→ Exercise
Return every entry exactly as written.

Data records
________________
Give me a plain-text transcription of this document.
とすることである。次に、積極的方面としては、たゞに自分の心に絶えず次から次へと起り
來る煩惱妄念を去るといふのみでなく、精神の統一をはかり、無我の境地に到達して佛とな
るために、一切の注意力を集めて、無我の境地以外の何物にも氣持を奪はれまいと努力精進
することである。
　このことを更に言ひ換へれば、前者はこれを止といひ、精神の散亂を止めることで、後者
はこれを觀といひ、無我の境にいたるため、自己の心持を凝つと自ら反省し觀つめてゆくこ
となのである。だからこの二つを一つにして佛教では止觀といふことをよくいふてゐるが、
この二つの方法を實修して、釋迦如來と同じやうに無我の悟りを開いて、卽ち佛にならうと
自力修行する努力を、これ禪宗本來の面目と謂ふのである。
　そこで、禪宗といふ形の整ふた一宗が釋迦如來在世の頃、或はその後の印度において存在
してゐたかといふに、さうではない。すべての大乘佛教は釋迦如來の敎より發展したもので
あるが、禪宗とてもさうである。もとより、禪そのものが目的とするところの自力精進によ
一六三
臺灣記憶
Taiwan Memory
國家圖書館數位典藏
________________
→ Expected answer
Give me a plain-text transcription of this document.
とすることである。次に、積極的方面としては、たゞに自分の心に絶えず次から次へと起り
來る煩惱妄念を去るといふのみでなく、精神の統一をはかり、無我の境地に到達して佛とな
るために、一切の注意力を集めて、無我の境地以外の何物にも氣持を奪はれまいと努力精進
することである。
　このことを更に言ひ換へれば、前者はこれを止といひ、精神の散亂を止めることで、後者
はこれを觀といひ、無我の境にいたるため、自己の心持を凝つと自ら反省し觀つめてゆくこ
となのである。だからこの二つを一つにして佛教では止觀といふことをよくいふてゐるが、
この二つの方法を實修して、釋迦如來と同じやうに無我の悟りを開いて、卽ち佛にならうと
自力修行する努力を、これ禪宗本來の面目と謂ふのである。
　そこで、禪宗といふ形の整ふた一宗が釋迦如來在世の頃、或はその後の印度において存在
してゐたかといふに、さうではない。すべての大乘佛教は釋迦如來の敎より發展したもので
あるが、禪宗とてもさうである。もとより、禪そのものが目的とするところの自力精進によ
一六三
臺灣記憶
Taiwan Memory
國家圖書館數位典藏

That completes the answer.